* _OBJECTIVE_:
Pull out every line below holding the word "treni".

* _AVAILABLE RECORDS_:
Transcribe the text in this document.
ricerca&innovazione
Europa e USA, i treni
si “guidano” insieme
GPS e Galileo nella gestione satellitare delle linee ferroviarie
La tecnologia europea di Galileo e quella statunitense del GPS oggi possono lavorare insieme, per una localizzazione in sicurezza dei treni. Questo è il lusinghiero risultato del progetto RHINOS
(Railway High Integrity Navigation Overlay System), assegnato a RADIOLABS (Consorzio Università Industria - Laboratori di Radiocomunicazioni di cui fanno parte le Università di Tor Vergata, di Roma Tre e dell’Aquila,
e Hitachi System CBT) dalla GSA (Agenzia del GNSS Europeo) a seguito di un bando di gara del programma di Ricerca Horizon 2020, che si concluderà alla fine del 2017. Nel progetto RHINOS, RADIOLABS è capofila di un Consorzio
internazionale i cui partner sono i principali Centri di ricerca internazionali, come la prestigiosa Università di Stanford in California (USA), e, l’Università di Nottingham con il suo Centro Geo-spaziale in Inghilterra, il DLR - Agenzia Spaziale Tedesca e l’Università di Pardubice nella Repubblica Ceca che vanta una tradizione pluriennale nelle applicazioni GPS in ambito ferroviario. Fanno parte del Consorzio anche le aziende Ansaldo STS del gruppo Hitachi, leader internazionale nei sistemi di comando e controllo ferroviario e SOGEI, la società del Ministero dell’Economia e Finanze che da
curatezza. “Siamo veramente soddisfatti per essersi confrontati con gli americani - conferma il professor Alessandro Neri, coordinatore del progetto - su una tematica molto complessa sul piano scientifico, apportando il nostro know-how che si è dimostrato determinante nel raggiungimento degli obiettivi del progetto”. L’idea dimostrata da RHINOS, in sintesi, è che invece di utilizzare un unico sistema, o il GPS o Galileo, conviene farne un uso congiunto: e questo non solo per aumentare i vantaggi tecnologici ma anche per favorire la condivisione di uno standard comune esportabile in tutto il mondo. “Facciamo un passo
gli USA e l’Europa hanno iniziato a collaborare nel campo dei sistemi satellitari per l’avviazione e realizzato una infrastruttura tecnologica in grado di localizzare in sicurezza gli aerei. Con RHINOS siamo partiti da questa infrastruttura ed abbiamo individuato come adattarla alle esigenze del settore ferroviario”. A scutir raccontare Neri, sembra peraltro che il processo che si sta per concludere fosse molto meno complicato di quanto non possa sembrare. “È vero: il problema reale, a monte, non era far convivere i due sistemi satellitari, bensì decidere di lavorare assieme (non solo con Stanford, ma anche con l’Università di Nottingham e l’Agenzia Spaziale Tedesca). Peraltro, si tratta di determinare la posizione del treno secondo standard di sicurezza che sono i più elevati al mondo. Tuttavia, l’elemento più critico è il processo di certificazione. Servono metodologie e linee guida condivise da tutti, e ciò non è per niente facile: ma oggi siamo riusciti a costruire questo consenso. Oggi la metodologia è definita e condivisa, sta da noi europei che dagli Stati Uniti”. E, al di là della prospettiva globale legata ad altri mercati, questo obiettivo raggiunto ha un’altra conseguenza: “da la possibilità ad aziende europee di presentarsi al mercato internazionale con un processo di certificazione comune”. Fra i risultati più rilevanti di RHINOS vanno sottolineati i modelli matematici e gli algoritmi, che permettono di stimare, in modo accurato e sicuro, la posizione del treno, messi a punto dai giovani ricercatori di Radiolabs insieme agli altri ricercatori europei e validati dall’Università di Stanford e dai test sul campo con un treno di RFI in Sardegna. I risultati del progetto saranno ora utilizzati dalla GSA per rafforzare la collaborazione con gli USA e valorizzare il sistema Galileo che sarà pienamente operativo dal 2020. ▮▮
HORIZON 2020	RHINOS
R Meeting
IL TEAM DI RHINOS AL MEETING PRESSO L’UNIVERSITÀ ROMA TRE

* _WRITTEN SOLUTION_:
Europa e USA, i treni
La tecnologia europea di Galileo e quella statunitense del GPS oggi possono lavorare insieme, per una localizzazione in sicurezza dei treni. Questo è il lusinghiero risultato del progetto RHINOS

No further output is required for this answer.